### PROBLEMS AND TASKS
[1] In the article on South African banks, who is the managing director of S&P's South Africa and Sub-Saharan Africa?
[2] From the article on South African banks, pull out word for word everything from "The South African economy" down to "Ukraine and Israel.".

### GIVEN TEXT
+++

South African banks strong and ready for growth

The South African banking system has not only survived the global credit crisis and the resulting sovereign debt crisis - it is poised for growth.

This is one of the key findings of a Standard and Poor's (S&P's) report titled ''Analysis of South African Banks and the Challenges Facing Key Emerging Market Banking Systems".

The report found that the South African banking industry has several key strengths, notably the dominance of large banking groups with well-developed risk management systems. Secondly, the industry is well served by sound domestic regulation and supervision. Lastly, the local industry is helped by limited exposure to international funding and non-domestic, asset-backed securities.


However, the local industry has some weaknesses as well, and major threats to the banking sector are manifold. According to the ratings agency, they range from increased impairments as a function of deteriorating loan portfolio quality, a weak economy restrained by low wealth levels, and high unemployment.

"The local industry is characterised by a unique trait compared to its peers in that it has a sophisticated high-end market with a fairly large appetite for sophisticated products. However, there are also high income and wealth inequalities as well," said S&P's Matthew Pirnie.

Even with these handicaps, the domestic industry still compares favourably to some of its emerging market peers, particularly those in central and eastern Europe.

The South African economy is more diversified than those of most comparable countries in this study: Nigeria, Russia, Brazil, Kazakhstan, Ukraine and Israel.

S&P's Ekaterina Trofilmova said the global financial crisis was caused by an erosion of confidence, and was accompanied by severe liquidity problems.

SA was spared mainly because ample liquidity was supported by sufficient deposits.

As a percentage of the funding base, deposits have remained relatively constant at around 90%, whereas the loan-to-deposit ratio peaked at 115% just before the financial crisis. This key ratio has subsequently come down.

Although there is a belief that SA suffers from a dearth of savings, the S&P's BICRA argues that SA's savings level is better than that of the West, although it lags the rates of its peers.

With all these positive trends, it is reasonable to expect foreign takeovers of local banks by one or more of the international behemoths. However, according to Konrad Reuss, managing director of S&P's South Africa and Sub-Saharan Africa, there is more likely to be an expansion of South African banks into the rest of Africa.

+++

### DATA EXCERPT
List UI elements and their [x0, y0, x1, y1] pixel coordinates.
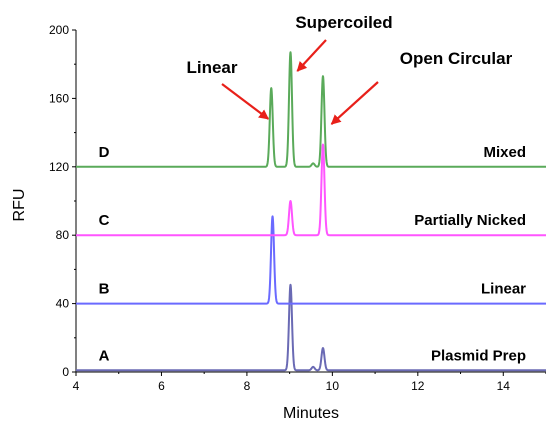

+++

### WRITTEN RESPONSES
[1] Konrad Reuss

[2]
The South African economy is more diversified than those of most comparable countries in this study: Nigeria, Russia, Brazil, Kazakhstan, Ukraine and Israel.